Data records

· · · · ·

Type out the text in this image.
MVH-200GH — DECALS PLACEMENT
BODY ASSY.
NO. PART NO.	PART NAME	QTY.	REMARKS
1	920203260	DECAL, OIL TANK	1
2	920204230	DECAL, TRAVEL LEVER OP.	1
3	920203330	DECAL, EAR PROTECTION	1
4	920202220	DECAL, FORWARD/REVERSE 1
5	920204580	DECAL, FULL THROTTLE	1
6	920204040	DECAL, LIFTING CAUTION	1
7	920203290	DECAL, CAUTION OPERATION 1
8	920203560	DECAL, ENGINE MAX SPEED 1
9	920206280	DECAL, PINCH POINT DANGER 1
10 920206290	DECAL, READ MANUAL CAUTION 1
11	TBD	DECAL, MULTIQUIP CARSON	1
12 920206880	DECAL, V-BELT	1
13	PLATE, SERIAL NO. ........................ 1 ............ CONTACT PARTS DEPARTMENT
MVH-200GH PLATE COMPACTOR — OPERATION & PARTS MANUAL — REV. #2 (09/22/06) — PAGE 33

· · · · ·

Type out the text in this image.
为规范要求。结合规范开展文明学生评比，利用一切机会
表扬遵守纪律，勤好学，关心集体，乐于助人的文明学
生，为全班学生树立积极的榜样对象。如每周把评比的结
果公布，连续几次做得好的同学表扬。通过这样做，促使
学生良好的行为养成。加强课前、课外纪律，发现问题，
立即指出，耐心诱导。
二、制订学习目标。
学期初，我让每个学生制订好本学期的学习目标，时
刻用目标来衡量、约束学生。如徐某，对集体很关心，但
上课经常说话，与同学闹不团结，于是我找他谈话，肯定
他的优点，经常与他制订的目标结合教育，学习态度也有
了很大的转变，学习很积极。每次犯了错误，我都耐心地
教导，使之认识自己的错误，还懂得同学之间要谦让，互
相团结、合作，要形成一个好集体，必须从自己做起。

· · · · ·

* [TASK TO COMPLETE]: Pull out each line containing the word "PARTS" and copy it.

* [RESULT FOR THIS EXERCISE]:
13	PLATE, SERIAL NO. ........................ 1 ............ CONTACT PARTS DEPARTMENT
MVH-200GH PLATE COMPACTOR — OPERATION & PARTS MANUAL — REV. #2 (09/22/06) — PAGE 33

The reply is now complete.